Stored data entries:
----
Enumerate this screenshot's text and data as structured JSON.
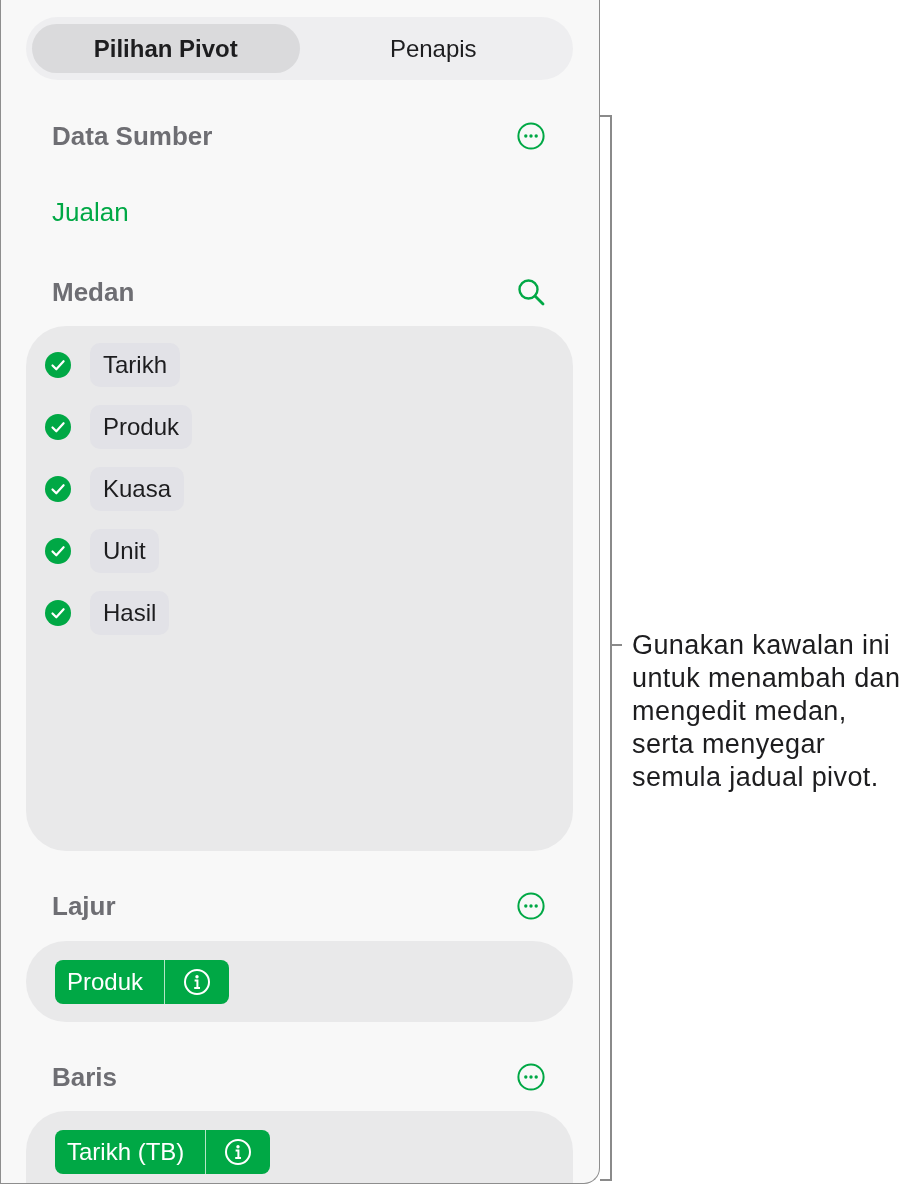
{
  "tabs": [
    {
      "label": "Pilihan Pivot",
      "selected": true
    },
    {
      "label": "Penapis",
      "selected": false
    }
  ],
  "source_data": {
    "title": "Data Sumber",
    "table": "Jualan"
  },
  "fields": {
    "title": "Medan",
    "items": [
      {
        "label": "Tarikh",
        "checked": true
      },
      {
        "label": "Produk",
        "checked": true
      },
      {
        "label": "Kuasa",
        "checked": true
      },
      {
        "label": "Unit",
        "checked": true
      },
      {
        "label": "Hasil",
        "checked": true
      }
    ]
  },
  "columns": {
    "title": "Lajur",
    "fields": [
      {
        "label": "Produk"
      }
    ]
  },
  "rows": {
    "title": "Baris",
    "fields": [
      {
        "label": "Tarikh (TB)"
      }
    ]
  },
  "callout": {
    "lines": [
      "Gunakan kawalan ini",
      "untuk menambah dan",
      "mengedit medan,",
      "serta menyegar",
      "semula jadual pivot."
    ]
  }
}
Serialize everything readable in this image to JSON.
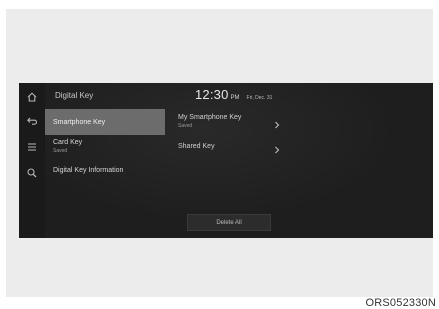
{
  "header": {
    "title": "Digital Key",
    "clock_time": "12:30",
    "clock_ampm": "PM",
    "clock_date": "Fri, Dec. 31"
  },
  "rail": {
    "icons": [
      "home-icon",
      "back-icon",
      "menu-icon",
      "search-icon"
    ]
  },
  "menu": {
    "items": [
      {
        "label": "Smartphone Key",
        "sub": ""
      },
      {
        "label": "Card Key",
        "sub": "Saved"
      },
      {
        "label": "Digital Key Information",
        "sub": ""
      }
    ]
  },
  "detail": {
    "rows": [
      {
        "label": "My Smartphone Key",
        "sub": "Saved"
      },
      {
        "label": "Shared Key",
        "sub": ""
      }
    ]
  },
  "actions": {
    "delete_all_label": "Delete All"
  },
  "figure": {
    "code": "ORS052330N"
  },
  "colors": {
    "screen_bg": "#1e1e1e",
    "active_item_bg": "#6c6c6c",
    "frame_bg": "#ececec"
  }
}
----
What is asked:
Find the lines above holding the word "Smartphone" and show them.

Solution for this exercise:
        "label": "Smartphone Key",
        "label": "My Smartphone Key",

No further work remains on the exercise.